◆ Material ◆
▶

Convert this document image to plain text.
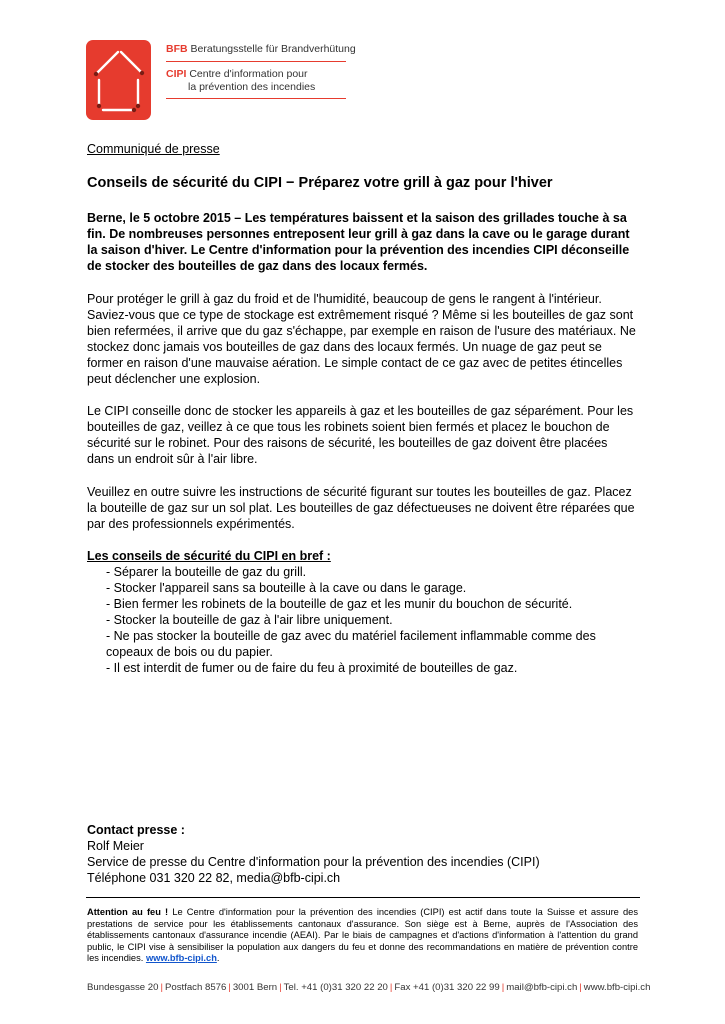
BFB Beratungsstelle für Brandverhütung
CIPI Centre d'information pour
la prévention des incendies
Communiqué de presse
Conseils de sécurité du CIPI − Préparez votre grill à gaz pour l'hiver
Berne, le 5 octobre 2015 – Les températures baissent et la saison des grillades touche à sa fin. De nombreuses personnes entreposent leur grill à gaz dans la cave ou le garage durant la saison d'hiver. Le Centre d'information pour la prévention des incendies CIPI déconseille de stocker des bouteilles de gaz dans des locaux fermés.
Pour protéger le grill à gaz du froid et de l'humidité, beaucoup de gens le rangent à l'intérieur. Saviez-vous que ce type de stockage est extrêmement risqué ? Même si les bouteilles de gaz sont bien refermées, il arrive que du gaz s'échappe, par exemple en raison de l'usure des matériaux. Ne stockez donc jamais vos bouteilles de gaz dans des locaux fermés. Un nuage de gaz peut se former en raison d'une mauvaise aération. Le simple contact de ce gaz avec de petites étincelles peut déclencher une explosion.
Le CIPI conseille donc de stocker les appareils à gaz et les bouteilles de gaz séparément. Pour les bouteilles de gaz, veillez à ce que tous les robinets soient bien fermés et placez le bouchon de sécurité sur le robinet. Pour des raisons de sécurité, les bouteilles de gaz doivent être placées dans un endroit sûr à l'air libre.
Veuillez en outre suivre les instructions de sécurité figurant sur toutes les bouteilles de gaz. Placez la bouteille de gaz sur un sol plat. Les bouteilles de gaz défectueuses ne doivent être réparées que par des professionnels expérimentés.
Les conseils de sécurité du CIPI en bref :
- Séparer la bouteille de gaz du grill.
- Stocker l'appareil sans sa bouteille à la cave ou dans le garage.
- Bien fermer les robinets de la bouteille de gaz et les munir du bouchon de sécurité.
- Stocker la bouteille de gaz à l'air libre uniquement.
- Ne pas stocker la bouteille de gaz avec du matériel facilement inflammable comme des copeaux de bois ou du papier.
- Il est interdit de fumer ou de faire du feu à proximité de bouteilles de gaz.
Contact presse :
Rolf Meier
Service de presse du Centre d'information pour la prévention des incendies (CIPI)
Téléphone 031 320 22 82, media@bfb-cipi.ch
Attention au feu ! Le Centre d'information pour la prévention des incendies (CIPI) est actif dans toute la Suisse et assure des prestations de service pour les établissements cantonaux d'assurance. Son siège est à Berne, auprès de l'Association des établissements cantonaux d'assurance incendie (AEAI). Par le biais de campagnes et d'actions d'information à l'attention du grand public, le CIPI vise à sensibiliser la population aux dangers du feu et donne des recommandations en matière de prévention contre les incendies. www.bfb-cipi.ch.
Bundesgasse 20 | Postfach 8576 | 3001 Bern | Tel. +41 (0)31 320 22 20 | Fax +41 (0)31 320 22 99 | mail@bfb-cipi.ch | www.bfb-cipi.ch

◀

◆ Stated goal ◆
Scan the data above; copy every line where "presse" appears.

◆ Solution ◆
Communiqué de presse
Contact presse :
Service de presse du Centre d'information pour la prévention des incendies (CIPI)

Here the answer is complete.